━━━ Material provided

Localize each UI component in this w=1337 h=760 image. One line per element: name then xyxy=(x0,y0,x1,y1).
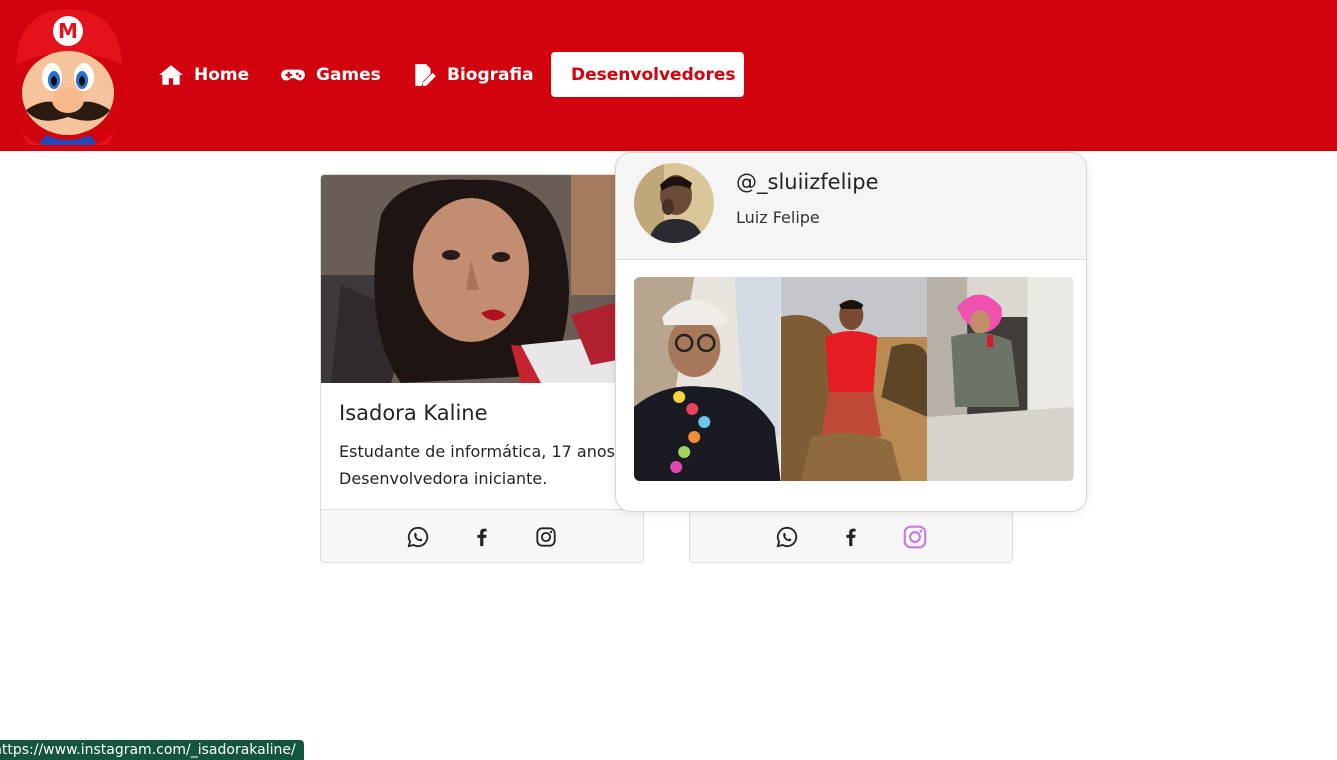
popover-header: @_sluiizfelipe Luiz Felipe xyxy=(616,153,1086,260)
instagram-icon xyxy=(536,526,556,547)
edit-document-icon xyxy=(415,63,436,86)
home-icon xyxy=(159,64,183,85)
whatsapp-link[interactable] xyxy=(405,524,431,550)
nav-biografia-label: Biografia xyxy=(447,64,534,85)
nav-desenvolvedores-label: Desenvolvedores xyxy=(571,64,736,85)
instagram-icon xyxy=(903,525,927,548)
facebook-link[interactable] xyxy=(469,524,495,550)
developer-photo xyxy=(321,175,643,383)
whatsapp-link[interactable] xyxy=(774,524,800,550)
mario-logo[interactable]: M xyxy=(8,5,128,145)
whatsapp-icon xyxy=(776,526,798,547)
profile-photo[interactable] xyxy=(634,277,781,481)
svg-text:M: M xyxy=(58,19,78,43)
nav-biografia[interactable]: Biografia xyxy=(401,52,544,97)
instagram-link[interactable] xyxy=(533,524,559,550)
nav-home[interactable]: Home xyxy=(148,52,259,97)
profile-photo[interactable] xyxy=(780,277,928,481)
card-social-bar xyxy=(321,509,643,562)
browser-status-url: https://www.instagram.com/_isadorakaline… xyxy=(0,740,304,760)
gamepad-icon xyxy=(281,69,305,80)
facebook-icon xyxy=(477,528,487,546)
profile-handle[interactable]: @_sluiizfelipe xyxy=(736,170,879,194)
nav-desenvolvedores[interactable]: Desenvolvedores xyxy=(551,52,744,97)
facebook-icon xyxy=(846,528,856,546)
developer-description: Estudante de informática, 17 anos. Desen… xyxy=(339,442,621,488)
developer-name: Isadora Kaline xyxy=(339,401,488,425)
profile-photo[interactable] xyxy=(927,277,1074,481)
nav-games[interactable]: Games xyxy=(270,52,391,97)
profile-name: Luiz Felipe xyxy=(736,208,820,227)
developer-card: Isadora Kaline Estudante de informática,… xyxy=(320,174,644,563)
whatsapp-icon xyxy=(407,526,429,547)
nav-games-label: Games xyxy=(316,64,381,85)
instagram-profile-popover: @_sluiizfelipe Luiz Felipe xyxy=(615,152,1087,512)
nav-home-label: Home xyxy=(194,64,250,85)
profile-avatar xyxy=(634,163,714,243)
instagram-link[interactable] xyxy=(902,524,928,550)
profile-photo-grid xyxy=(634,277,1074,481)
facebook-link[interactable] xyxy=(838,524,864,550)
card-social-bar xyxy=(690,509,1012,562)
top-navbar: M Home Games Biografia Desenvolvedores xyxy=(0,0,1337,151)
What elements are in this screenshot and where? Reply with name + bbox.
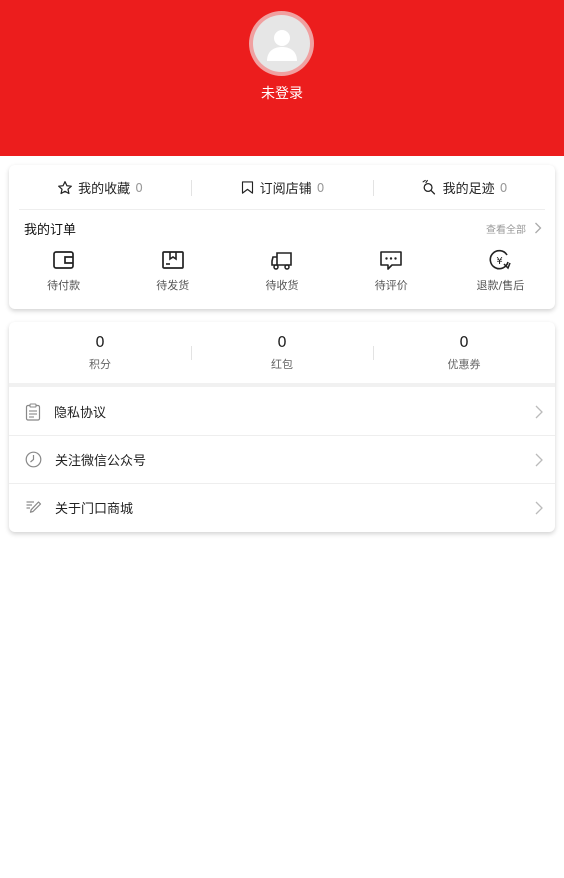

━━━━━━

Copy out the rows from the line with "popover-header: @_sluiizfelipe Luiz" to the line with "whatsapp-icon xyxy=(407,526,429,547)", both included, exactly as they appear.

popover-header: @_sluiizfelipe Luiz Felipe xyxy=(616,153,1086,260)
instagram-icon xyxy=(536,526,556,547)
edit-document-icon xyxy=(415,63,436,86)
home-icon xyxy=(159,64,183,85)
whatsapp-link[interactable] xyxy=(405,524,431,550)
nav-biografia-label: Biografia xyxy=(447,64,534,85)
nav-desenvolvedores-label: Desenvolvedores xyxy=(571,64,736,85)
instagram-icon xyxy=(903,525,927,548)
facebook-link[interactable] xyxy=(469,524,495,550)
developer-photo xyxy=(321,175,643,383)
whatsapp-link[interactable] xyxy=(774,524,800,550)
mario-logo[interactable]: M xyxy=(8,5,128,145)
whatsapp-icon xyxy=(776,526,798,547)
profile-photo[interactable] xyxy=(634,277,781,481)
svg-text:M: M xyxy=(58,19,78,43)
nav-biografia[interactable]: Biografia xyxy=(401,52,544,97)
instagram-link[interactable] xyxy=(533,524,559,550)
nav-home[interactable]: Home xyxy=(148,52,259,97)
profile-photo[interactable] xyxy=(780,277,928,481)
card-social-bar xyxy=(321,509,643,562)
browser-status-url: https://www.instagram.com/_isadorakaline… xyxy=(0,740,304,760)
gamepad-icon xyxy=(281,69,305,80)
facebook-icon xyxy=(477,528,487,546)
profile-handle[interactable]: @_sluiizfelipe xyxy=(736,170,879,194)
nav-desenvolvedores[interactable]: Desenvolvedores xyxy=(551,52,744,97)
facebook-icon xyxy=(846,528,856,546)
developer-description: Estudante de informática, 17 anos. Desen… xyxy=(339,442,621,488)
developer-name: Isadora Kaline xyxy=(339,401,488,425)
profile-photo[interactable] xyxy=(927,277,1074,481)
nav-games[interactable]: Games xyxy=(270,52,391,97)
profile-name: Luiz Felipe xyxy=(736,208,820,227)
developer-card: Isadora Kaline Estudante de informática,… xyxy=(320,174,644,563)
whatsapp-icon xyxy=(407,526,429,547)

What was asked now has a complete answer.